To be done.
Looking through the listing, how many of its lines hold the word "Governance"? Answer with only the number.

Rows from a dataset
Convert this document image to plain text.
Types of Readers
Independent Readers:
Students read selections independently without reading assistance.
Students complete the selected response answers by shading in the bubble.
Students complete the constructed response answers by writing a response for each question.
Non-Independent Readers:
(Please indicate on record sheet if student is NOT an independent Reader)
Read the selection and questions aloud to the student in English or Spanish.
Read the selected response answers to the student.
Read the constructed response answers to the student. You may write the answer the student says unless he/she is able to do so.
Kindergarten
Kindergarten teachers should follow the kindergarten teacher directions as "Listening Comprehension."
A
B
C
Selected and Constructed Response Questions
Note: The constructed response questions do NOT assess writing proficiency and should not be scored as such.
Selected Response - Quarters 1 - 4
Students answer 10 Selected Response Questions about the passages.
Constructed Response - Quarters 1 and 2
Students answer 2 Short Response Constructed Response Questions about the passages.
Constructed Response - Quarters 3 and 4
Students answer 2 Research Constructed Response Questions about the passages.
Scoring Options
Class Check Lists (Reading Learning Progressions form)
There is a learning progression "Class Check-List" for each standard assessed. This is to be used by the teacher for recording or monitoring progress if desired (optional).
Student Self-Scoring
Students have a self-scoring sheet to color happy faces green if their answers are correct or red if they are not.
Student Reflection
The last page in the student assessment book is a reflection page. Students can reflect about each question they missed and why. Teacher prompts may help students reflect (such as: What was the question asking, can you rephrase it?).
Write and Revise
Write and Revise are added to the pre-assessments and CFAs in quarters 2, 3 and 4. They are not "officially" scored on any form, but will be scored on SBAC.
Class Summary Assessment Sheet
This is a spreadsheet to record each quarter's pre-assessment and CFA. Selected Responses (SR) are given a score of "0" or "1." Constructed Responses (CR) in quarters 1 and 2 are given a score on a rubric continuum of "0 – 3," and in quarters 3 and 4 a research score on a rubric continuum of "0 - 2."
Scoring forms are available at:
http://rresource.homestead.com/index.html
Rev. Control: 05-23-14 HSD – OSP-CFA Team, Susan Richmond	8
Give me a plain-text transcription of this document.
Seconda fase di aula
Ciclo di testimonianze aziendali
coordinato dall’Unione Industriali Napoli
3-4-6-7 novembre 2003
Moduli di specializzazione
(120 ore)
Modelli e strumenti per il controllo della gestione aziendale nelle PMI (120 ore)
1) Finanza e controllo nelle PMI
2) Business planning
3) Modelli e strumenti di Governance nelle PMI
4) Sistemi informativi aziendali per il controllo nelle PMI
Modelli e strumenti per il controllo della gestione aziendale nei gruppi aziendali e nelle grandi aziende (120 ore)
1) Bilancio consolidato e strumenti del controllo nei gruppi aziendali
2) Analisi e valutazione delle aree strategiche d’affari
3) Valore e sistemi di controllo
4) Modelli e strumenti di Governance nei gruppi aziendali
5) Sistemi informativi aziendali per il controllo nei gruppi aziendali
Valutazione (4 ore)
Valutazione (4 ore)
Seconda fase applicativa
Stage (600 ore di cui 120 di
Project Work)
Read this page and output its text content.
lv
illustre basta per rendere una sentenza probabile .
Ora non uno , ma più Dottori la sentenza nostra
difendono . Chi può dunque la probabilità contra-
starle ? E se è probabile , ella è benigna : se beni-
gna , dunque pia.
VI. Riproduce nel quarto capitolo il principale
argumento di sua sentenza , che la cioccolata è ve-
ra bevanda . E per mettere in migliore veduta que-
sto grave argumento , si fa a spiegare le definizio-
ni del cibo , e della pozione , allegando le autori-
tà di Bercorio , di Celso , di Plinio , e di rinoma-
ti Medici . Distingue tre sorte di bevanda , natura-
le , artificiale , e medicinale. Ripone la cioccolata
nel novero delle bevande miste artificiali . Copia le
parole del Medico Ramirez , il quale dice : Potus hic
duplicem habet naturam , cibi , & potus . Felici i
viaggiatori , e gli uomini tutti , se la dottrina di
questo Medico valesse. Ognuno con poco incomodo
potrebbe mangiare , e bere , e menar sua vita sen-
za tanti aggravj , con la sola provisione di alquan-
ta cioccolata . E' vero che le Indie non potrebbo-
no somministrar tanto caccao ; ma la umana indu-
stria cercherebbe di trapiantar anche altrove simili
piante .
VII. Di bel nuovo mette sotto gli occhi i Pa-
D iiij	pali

Answer in full.
2